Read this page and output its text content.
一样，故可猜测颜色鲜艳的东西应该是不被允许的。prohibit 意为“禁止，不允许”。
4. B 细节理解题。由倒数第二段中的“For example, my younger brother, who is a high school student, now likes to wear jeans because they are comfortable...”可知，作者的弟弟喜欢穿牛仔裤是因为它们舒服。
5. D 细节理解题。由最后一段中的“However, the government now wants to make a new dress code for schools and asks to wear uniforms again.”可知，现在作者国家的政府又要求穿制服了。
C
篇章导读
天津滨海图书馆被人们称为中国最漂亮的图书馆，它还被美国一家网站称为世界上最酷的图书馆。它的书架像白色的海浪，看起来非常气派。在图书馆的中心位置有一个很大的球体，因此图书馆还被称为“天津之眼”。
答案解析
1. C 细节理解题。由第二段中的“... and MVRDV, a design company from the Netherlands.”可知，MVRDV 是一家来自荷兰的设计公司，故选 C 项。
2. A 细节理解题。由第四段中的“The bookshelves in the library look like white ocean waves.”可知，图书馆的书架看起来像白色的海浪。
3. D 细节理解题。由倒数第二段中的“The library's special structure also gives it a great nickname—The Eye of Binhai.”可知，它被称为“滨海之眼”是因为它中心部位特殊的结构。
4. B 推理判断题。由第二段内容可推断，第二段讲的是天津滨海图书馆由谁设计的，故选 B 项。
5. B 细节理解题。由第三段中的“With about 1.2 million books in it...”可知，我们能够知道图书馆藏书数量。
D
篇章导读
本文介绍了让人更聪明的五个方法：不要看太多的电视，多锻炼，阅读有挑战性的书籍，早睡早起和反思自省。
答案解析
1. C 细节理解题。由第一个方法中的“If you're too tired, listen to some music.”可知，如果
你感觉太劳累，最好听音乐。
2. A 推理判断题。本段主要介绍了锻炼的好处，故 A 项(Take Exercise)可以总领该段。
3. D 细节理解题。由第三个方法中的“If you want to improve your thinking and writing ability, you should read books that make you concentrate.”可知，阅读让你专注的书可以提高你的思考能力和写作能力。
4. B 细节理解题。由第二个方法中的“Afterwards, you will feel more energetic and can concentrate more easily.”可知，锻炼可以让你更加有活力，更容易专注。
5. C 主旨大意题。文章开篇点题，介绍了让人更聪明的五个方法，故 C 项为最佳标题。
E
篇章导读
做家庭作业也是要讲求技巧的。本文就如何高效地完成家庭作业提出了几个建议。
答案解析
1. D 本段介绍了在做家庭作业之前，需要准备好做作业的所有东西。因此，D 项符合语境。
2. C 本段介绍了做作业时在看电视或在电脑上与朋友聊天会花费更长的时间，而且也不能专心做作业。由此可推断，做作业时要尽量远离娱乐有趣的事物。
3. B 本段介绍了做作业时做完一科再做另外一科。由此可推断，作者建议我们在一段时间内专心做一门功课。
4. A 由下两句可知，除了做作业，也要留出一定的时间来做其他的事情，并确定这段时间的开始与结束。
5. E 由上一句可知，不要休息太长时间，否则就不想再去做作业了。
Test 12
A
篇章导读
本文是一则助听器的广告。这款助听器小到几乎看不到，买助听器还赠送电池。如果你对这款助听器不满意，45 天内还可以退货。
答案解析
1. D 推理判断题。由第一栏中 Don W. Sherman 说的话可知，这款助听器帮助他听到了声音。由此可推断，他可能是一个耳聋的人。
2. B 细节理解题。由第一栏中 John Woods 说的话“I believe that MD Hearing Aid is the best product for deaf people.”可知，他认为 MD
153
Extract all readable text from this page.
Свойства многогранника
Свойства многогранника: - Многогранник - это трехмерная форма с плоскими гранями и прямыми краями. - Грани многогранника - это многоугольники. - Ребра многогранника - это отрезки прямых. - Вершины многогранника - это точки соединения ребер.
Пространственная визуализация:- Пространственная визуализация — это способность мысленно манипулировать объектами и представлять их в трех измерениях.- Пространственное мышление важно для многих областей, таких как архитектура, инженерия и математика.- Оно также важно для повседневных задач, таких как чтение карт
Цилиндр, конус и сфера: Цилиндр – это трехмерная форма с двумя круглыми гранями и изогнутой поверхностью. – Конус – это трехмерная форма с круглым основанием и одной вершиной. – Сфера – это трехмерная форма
########################################
* Task to complete *
Which lines include the word "concentrate"? Copy every one of them.

* Task response *
3. D 细节理解题。由第三个方法中的“If you want to improve your thinking and writing ability, you should read books that make you concentrate.”可知，阅读让你专注的书可以提高你的思考能力和写作能力。
4. B 细节理解题。由第二个方法中的“Afterwards, you will feel more energetic and can concentrate more easily.”可知，锻炼可以让你更加有活力，更容易专注。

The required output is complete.